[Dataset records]
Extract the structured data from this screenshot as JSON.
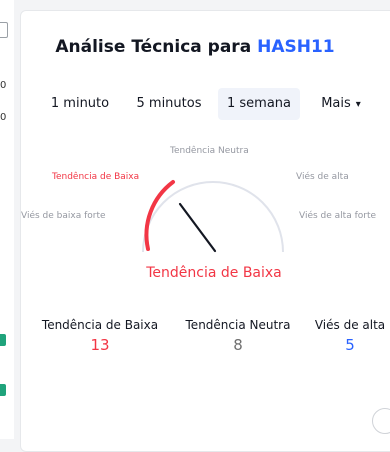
{
  "left_fragments": {
    "row1": "0",
    "row2": "0"
  },
  "panel": {
    "title_prefix": "Análise Técnica para",
    "title_symbol": "HASH11"
  },
  "tabs": [
    {
      "label": "1 minuto",
      "active": false
    },
    {
      "label": "5 minutos",
      "active": false
    },
    {
      "label": "1 semana",
      "active": true
    },
    {
      "label": "Mais",
      "active": false
    }
  ],
  "gauge": {
    "labels": {
      "neutral": "Tendência Neutra",
      "sell": "Tendência de Baixa",
      "buy": "Viés de alta",
      "strong_sell": "Viés de baixa forte",
      "strong_buy": "Viés de alta forte"
    },
    "result": "Tendência de Baixa",
    "colors": {
      "sell": "#f23645",
      "track": "#e0e3eb",
      "needle": "#131722"
    }
  },
  "summary": [
    {
      "name": "Tendência de Baixa",
      "value": "13",
      "color": "#f23645"
    },
    {
      "name": "Tendência Neutra",
      "value": "8",
      "color": "#707070"
    },
    {
      "name": "Viés de alta",
      "value": "5",
      "color": "#2962ff"
    }
  ]
}
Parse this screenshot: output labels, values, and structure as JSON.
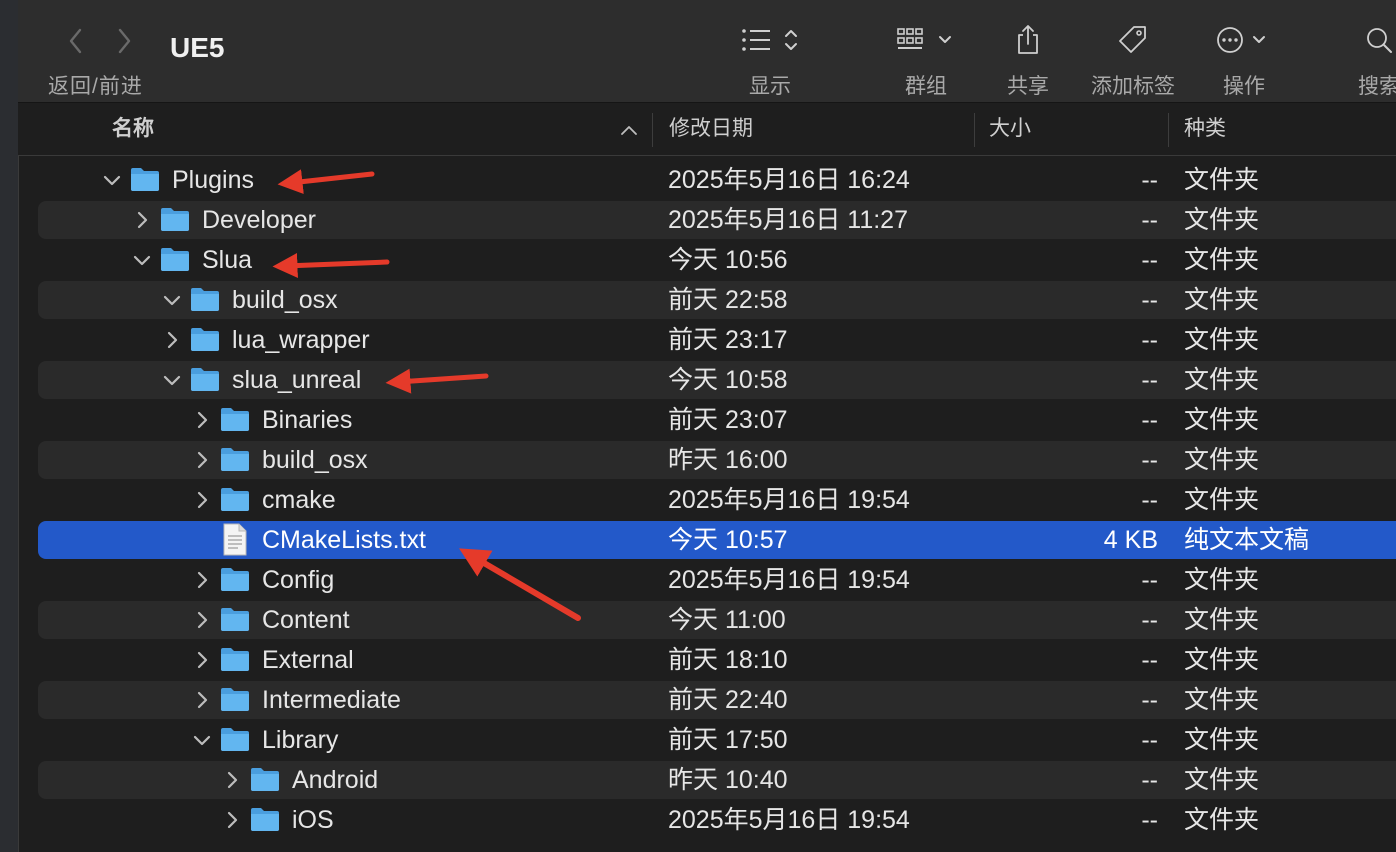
{
  "window": {
    "title": "UE5",
    "nav_label": "返回/前进"
  },
  "toolbar": {
    "items": [
      {
        "label": "显示",
        "icon": "list-view-icon"
      },
      {
        "label": "群组",
        "icon": "group-grid-icon"
      },
      {
        "label": "共享",
        "icon": "share-icon"
      },
      {
        "label": "添加标签",
        "icon": "tag-icon"
      },
      {
        "label": "操作",
        "icon": "more-actions-icon"
      },
      {
        "label": "搜索",
        "icon": "search-icon"
      }
    ]
  },
  "columns": {
    "name": "名称",
    "modified": "修改日期",
    "size": "大小",
    "kind": "种类"
  },
  "colors": {
    "folder": "#62b6f0",
    "selection": "#2359c9",
    "annotation_arrow": "#e53a2a"
  },
  "rows": [
    {
      "name": "Plugins",
      "modified": "2025年5月16日 16:24",
      "size": "--",
      "kind": "文件夹",
      "depth": 0,
      "expanded": true,
      "type": "folder"
    },
    {
      "name": "Developer",
      "modified": "2025年5月16日 11:27",
      "size": "--",
      "kind": "文件夹",
      "depth": 1,
      "expanded": false,
      "type": "folder"
    },
    {
      "name": "Slua",
      "modified": "今天 10:56",
      "size": "--",
      "kind": "文件夹",
      "depth": 1,
      "expanded": true,
      "type": "folder"
    },
    {
      "name": "build_osx",
      "modified": "前天 22:58",
      "size": "--",
      "kind": "文件夹",
      "depth": 2,
      "expanded": true,
      "type": "folder"
    },
    {
      "name": "lua_wrapper",
      "modified": "前天 23:17",
      "size": "--",
      "kind": "文件夹",
      "depth": 2,
      "expanded": false,
      "type": "folder"
    },
    {
      "name": "slua_unreal",
      "modified": "今天 10:58",
      "size": "--",
      "kind": "文件夹",
      "depth": 2,
      "expanded": true,
      "type": "folder"
    },
    {
      "name": "Binaries",
      "modified": "前天 23:07",
      "size": "--",
      "kind": "文件夹",
      "depth": 3,
      "expanded": false,
      "type": "folder"
    },
    {
      "name": "build_osx",
      "modified": "昨天 16:00",
      "size": "--",
      "kind": "文件夹",
      "depth": 3,
      "expanded": false,
      "type": "folder"
    },
    {
      "name": "cmake",
      "modified": "2025年5月16日 19:54",
      "size": "--",
      "kind": "文件夹",
      "depth": 3,
      "expanded": false,
      "type": "folder"
    },
    {
      "name": "CMakeLists.txt",
      "modified": "今天 10:57",
      "size": "4 KB",
      "kind": "纯文本文稿",
      "depth": 3,
      "type": "file",
      "selected": true
    },
    {
      "name": "Config",
      "modified": "2025年5月16日 19:54",
      "size": "--",
      "kind": "文件夹",
      "depth": 3,
      "expanded": false,
      "type": "folder"
    },
    {
      "name": "Content",
      "modified": "今天 11:00",
      "size": "--",
      "kind": "文件夹",
      "depth": 3,
      "expanded": false,
      "type": "folder"
    },
    {
      "name": "External",
      "modified": "前天 18:10",
      "size": "--",
      "kind": "文件夹",
      "depth": 3,
      "expanded": false,
      "type": "folder"
    },
    {
      "name": "Intermediate",
      "modified": "前天 22:40",
      "size": "--",
      "kind": "文件夹",
      "depth": 3,
      "expanded": false,
      "type": "folder"
    },
    {
      "name": "Library",
      "modified": "前天 17:50",
      "size": "--",
      "kind": "文件夹",
      "depth": 3,
      "expanded": true,
      "type": "folder"
    },
    {
      "name": "Android",
      "modified": "昨天 10:40",
      "size": "--",
      "kind": "文件夹",
      "depth": 4,
      "expanded": false,
      "type": "folder"
    },
    {
      "name": "iOS",
      "modified": "2025年5月16日 19:54",
      "size": "--",
      "kind": "文件夹",
      "depth": 4,
      "expanded": false,
      "type": "folder"
    }
  ]
}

-- AIM --
Say how many lines in the records above hold "JSON", and give no other text.

-- OUTPUT FOR THIS TASK --
2